→ **AIM OF THE EXERCISE**: Identify and reproduce every line holding the string "post".

** START OF INPUT ROWS **

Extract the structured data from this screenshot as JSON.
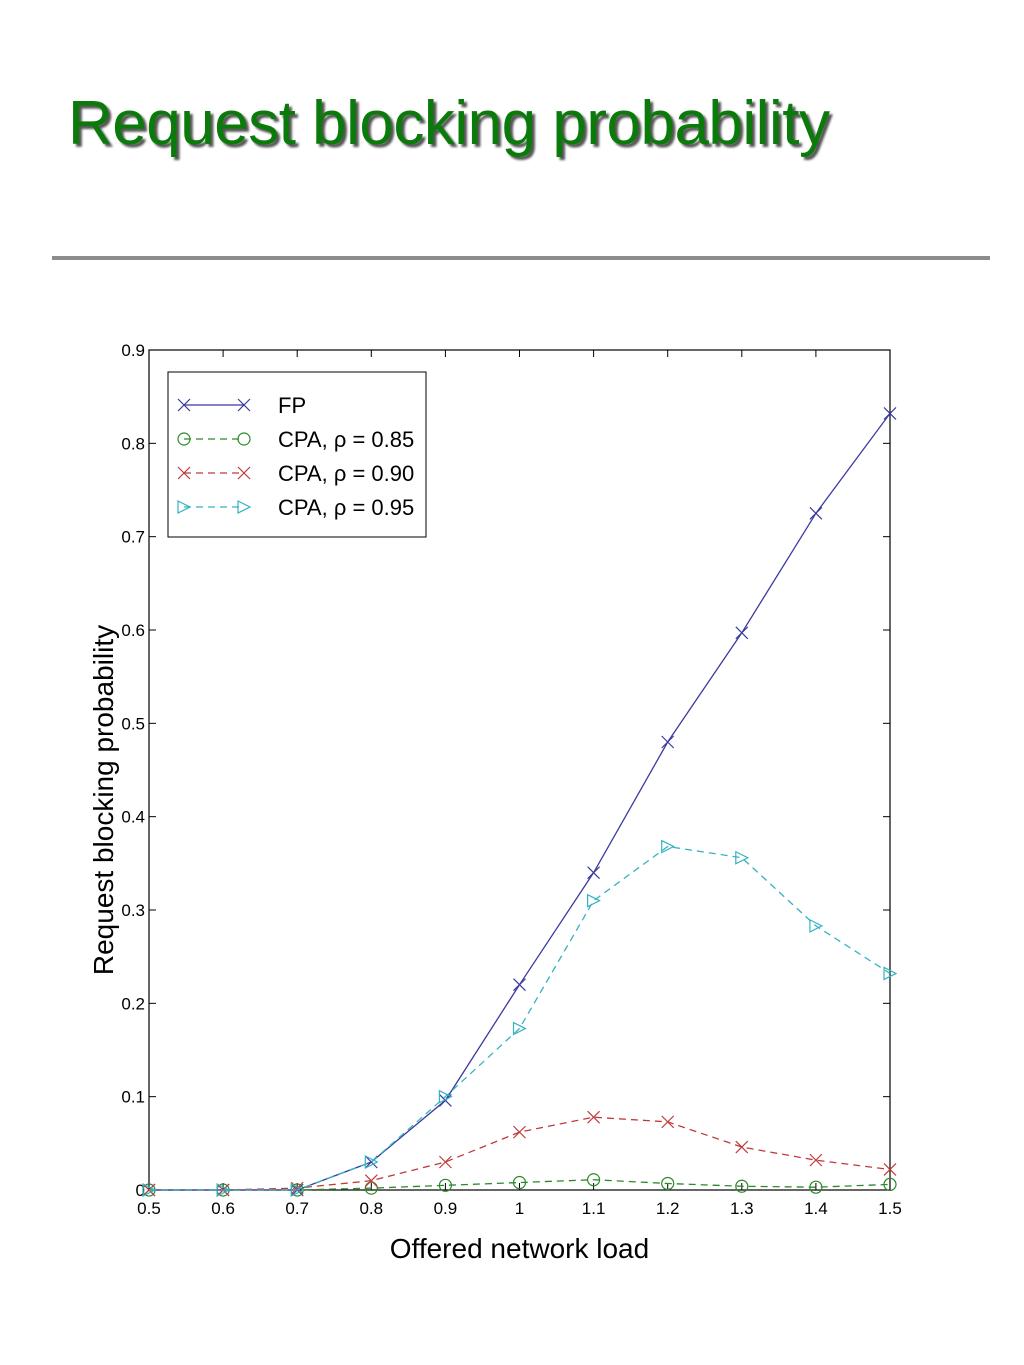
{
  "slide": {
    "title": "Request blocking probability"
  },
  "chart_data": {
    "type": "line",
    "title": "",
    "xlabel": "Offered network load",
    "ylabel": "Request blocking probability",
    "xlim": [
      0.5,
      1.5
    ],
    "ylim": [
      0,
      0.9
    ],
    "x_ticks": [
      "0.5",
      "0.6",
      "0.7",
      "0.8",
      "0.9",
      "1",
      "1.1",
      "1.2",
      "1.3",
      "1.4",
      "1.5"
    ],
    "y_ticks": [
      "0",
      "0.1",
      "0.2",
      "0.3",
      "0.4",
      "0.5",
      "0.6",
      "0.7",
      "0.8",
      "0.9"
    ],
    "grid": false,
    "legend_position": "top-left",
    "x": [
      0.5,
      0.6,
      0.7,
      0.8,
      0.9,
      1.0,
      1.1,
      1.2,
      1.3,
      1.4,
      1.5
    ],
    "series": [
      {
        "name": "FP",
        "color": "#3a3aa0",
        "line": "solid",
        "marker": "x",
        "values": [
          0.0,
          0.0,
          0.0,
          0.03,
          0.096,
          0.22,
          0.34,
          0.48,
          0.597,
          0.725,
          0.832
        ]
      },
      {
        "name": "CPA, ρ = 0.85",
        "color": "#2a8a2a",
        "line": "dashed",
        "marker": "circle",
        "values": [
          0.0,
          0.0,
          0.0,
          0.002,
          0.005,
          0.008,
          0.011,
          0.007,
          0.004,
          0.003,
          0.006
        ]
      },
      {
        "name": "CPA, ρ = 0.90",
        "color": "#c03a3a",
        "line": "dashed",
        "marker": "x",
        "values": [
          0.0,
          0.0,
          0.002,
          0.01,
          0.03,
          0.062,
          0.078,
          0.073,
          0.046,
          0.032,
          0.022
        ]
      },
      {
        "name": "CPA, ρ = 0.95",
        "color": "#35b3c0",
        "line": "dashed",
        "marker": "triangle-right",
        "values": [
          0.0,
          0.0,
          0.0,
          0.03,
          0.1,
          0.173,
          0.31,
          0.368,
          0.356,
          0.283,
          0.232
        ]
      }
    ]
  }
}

** END OF INPUT ROWS **
** START OF INPUT ROWS **

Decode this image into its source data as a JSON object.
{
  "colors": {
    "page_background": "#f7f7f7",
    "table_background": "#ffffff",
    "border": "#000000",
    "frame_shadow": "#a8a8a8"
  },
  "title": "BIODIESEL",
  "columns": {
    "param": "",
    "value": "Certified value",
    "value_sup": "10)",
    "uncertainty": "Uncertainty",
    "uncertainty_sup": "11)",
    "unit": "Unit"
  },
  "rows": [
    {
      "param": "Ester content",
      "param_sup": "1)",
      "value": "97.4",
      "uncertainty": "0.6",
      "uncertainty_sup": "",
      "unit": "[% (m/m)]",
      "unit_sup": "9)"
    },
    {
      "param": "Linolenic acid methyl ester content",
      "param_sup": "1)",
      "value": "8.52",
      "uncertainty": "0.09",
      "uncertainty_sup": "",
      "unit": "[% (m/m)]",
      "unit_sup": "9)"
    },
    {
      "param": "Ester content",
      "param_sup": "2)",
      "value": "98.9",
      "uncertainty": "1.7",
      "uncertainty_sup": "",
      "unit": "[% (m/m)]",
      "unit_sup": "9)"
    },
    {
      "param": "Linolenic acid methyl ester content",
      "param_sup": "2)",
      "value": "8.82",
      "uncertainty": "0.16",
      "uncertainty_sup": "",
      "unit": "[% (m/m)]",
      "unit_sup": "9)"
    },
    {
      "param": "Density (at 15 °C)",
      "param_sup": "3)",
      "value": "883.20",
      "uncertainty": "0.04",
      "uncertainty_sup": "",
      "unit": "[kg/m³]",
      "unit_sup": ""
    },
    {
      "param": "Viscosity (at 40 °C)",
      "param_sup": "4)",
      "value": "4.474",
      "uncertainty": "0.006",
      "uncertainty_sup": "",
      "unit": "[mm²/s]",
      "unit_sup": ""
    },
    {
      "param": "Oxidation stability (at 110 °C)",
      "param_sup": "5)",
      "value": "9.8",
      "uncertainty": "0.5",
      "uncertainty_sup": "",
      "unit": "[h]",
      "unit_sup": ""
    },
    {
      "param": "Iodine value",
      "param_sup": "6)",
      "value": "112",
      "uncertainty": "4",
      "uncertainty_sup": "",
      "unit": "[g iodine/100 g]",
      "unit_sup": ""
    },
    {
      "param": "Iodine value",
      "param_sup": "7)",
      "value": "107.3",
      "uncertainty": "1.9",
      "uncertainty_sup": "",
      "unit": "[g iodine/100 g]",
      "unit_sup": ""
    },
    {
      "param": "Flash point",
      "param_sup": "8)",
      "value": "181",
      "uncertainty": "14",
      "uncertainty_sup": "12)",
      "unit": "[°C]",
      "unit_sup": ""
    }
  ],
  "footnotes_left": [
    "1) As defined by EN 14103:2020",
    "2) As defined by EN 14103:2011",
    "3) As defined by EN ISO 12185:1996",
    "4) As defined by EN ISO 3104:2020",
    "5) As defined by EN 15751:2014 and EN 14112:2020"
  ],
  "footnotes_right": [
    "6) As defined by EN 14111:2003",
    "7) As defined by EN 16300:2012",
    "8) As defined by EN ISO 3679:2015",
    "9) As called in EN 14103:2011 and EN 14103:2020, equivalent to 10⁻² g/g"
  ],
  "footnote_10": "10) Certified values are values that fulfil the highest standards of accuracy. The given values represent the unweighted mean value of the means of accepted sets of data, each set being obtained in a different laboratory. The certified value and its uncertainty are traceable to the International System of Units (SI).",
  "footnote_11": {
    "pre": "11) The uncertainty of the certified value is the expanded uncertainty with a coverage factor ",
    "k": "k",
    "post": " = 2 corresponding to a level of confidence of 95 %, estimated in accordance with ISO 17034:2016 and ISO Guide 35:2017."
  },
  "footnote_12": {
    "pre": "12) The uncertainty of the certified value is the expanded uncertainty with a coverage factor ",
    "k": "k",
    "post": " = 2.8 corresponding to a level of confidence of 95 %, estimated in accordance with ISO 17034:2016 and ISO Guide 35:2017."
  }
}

** END OF INPUT ROWS **

→ **THE SOLUTION**:
    "post": " = 2 corresponding to a level of confidence of 95 %, estimated in accordance with ISO 17034:2016 and ISO Guide 35:2017."
    "post": " = 2.8 corresponding to a level of confidence of 95 %, estimated in accordance with ISO 17034:2016 and ISO Guide 35:2017."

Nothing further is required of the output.